[WHAT YOU WILL DO]
Check each line of the listing, and copy it if it contains the word "Ctrl".

(Dataset items)

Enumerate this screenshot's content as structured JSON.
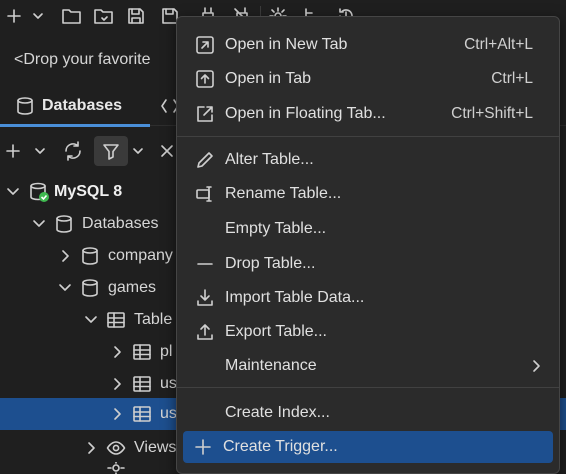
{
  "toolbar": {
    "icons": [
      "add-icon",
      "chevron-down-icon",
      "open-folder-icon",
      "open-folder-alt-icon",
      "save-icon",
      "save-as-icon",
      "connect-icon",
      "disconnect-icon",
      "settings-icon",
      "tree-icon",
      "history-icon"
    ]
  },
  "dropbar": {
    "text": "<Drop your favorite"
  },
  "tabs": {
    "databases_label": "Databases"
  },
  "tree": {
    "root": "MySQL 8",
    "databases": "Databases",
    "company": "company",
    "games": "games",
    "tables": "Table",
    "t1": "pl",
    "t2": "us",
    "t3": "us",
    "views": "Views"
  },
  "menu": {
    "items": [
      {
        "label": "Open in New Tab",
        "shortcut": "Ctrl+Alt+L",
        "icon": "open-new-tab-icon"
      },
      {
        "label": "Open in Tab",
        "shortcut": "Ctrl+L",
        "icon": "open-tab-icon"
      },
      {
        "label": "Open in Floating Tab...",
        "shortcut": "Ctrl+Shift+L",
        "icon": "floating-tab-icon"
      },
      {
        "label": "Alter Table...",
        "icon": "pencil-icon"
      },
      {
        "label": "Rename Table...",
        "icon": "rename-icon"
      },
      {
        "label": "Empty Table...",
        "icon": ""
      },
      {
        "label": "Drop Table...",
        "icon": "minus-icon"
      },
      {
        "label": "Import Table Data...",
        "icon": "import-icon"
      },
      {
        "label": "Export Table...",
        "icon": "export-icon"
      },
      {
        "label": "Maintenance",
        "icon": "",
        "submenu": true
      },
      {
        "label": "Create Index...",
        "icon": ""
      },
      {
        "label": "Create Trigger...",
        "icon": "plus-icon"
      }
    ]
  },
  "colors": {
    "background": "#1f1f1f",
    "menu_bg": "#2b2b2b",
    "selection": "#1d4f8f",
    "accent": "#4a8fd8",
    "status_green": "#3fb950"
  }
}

[WORKED ANSWER]
        "shortcut": "Ctrl+Alt+L",
        "shortcut": "Ctrl+L",
        "shortcut": "Ctrl+Shift+L",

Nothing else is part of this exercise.